Go through the material and write it all out exactly, minus the pictures.

◆ Extracted data:
• • • •

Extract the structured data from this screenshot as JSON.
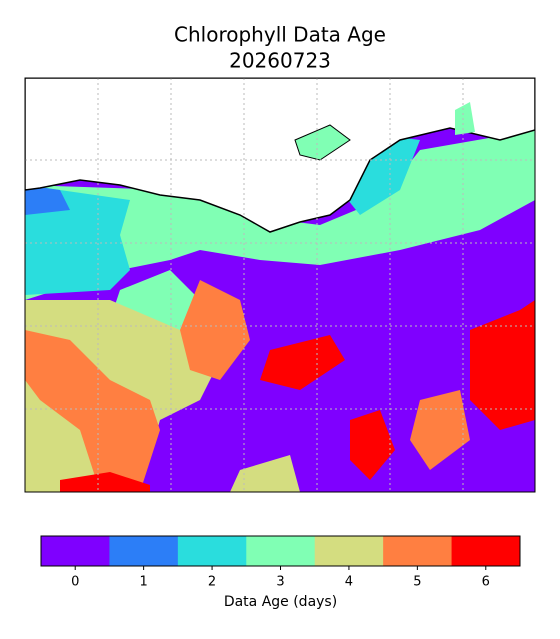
{
  "title": "Chlorophyll Data Age",
  "subtitle": "20260723",
  "colorbar": {
    "ticks": [
      0,
      1,
      2,
      3,
      4,
      5,
      6
    ],
    "colors": [
      "#7f00ff",
      "#2c7ef7",
      "#2adddd",
      "#80ffb4",
      "#d4dd80",
      "#ff7f41",
      "#ff0000"
    ],
    "label": "Data Age (days)"
  }
}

• • • •

◆ Task result:
Extract the structured data from this screenshot as JSON.
{
  "title": "Chlorophyll Data Age",
  "subtitle": "20260723",
  "colorbar": {
    "ticks": [
      0,
      1,
      2,
      3,
      4,
      5,
      6
    ],
    "colors": [
      "#7f00ff",
      "#2c7ef7",
      "#2adddd",
      "#80ffb4",
      "#d4dd80",
      "#ff7f41",
      "#ff0000"
    ],
    "label": "Data Age (days)"
  }
}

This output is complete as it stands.